» EXERCISE DIRECTIONS
For the records that follow, return only the count of lines containing the string "danger".

» PROVIDED ENTRIES
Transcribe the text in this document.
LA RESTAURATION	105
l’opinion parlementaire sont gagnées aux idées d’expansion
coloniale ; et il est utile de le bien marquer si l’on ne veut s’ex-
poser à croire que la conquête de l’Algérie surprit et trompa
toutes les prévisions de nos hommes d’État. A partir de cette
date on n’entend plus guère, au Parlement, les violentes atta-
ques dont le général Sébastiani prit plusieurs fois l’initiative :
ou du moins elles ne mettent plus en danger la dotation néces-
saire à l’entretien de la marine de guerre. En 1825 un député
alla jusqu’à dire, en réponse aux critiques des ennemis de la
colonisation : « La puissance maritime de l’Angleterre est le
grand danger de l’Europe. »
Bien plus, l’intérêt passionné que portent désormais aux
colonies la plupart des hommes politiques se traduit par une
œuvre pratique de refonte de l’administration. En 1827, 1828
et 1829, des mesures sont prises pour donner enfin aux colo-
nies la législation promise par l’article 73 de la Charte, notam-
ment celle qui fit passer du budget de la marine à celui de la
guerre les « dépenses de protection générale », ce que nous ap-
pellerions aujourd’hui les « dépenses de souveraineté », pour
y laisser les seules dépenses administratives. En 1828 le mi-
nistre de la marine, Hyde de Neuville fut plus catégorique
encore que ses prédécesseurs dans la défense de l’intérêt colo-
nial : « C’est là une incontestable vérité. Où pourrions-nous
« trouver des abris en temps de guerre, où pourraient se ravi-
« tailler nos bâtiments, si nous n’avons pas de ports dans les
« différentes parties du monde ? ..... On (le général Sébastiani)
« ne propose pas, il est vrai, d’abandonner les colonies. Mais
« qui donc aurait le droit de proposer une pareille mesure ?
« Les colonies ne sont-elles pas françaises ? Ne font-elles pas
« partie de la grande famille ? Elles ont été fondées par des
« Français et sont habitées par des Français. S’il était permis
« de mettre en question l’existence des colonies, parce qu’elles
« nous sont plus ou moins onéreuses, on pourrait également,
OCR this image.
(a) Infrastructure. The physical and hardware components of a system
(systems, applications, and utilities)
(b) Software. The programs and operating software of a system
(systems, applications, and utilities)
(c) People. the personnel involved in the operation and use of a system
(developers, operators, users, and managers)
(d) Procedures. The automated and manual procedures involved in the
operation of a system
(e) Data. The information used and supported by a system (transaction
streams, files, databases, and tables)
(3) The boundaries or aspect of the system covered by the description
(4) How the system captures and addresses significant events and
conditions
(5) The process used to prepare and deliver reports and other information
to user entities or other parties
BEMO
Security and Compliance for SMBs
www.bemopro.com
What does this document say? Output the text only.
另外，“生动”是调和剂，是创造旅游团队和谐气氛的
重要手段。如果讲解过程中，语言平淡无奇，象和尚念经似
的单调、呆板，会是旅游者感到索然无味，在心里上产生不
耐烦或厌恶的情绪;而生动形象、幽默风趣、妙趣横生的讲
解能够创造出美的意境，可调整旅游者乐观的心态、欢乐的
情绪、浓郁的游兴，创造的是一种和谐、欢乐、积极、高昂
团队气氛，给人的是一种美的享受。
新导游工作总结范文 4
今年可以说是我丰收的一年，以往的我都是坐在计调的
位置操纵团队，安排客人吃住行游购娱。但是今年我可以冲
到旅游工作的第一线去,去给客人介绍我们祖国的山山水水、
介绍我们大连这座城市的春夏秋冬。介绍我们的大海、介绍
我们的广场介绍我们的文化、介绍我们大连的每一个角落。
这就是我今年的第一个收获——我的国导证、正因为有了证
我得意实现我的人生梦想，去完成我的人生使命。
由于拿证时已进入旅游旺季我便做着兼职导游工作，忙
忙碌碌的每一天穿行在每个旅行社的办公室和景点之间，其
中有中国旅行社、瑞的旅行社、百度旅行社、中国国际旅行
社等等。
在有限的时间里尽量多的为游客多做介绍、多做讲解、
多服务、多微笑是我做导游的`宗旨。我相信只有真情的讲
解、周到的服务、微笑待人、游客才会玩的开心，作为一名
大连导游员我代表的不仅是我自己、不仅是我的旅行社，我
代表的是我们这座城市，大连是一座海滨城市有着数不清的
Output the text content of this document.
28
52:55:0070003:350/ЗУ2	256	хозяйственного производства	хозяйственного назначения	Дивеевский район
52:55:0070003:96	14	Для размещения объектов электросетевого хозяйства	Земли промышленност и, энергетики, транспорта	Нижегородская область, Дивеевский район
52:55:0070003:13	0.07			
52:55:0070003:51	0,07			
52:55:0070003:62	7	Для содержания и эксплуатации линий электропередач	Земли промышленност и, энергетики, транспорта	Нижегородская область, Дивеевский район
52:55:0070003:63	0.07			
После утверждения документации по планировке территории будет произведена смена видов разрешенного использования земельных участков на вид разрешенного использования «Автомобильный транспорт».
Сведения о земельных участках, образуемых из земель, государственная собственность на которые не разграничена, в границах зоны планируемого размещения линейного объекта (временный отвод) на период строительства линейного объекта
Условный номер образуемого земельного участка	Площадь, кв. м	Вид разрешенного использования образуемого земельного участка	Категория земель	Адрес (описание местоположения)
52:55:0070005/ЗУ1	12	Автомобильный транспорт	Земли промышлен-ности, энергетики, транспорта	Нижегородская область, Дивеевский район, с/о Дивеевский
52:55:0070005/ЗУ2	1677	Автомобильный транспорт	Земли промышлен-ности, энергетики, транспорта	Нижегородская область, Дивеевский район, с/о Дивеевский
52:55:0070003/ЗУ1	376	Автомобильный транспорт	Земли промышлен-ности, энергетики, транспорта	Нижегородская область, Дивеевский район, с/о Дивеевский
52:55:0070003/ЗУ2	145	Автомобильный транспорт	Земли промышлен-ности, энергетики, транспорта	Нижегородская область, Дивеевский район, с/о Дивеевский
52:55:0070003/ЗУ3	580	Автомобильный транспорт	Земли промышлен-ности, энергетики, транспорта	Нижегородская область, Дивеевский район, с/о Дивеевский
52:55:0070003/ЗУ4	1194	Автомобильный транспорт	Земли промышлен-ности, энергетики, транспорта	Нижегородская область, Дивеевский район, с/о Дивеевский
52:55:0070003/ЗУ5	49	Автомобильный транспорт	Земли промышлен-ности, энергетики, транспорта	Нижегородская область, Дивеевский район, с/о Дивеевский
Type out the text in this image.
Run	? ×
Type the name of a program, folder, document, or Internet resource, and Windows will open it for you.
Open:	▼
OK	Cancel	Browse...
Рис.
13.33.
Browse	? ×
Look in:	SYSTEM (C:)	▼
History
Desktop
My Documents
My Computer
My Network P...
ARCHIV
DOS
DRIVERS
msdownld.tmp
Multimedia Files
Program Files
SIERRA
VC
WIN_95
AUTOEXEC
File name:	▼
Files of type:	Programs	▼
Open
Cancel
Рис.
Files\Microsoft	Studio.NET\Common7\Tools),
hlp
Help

» COMPLETE RESPONSE
2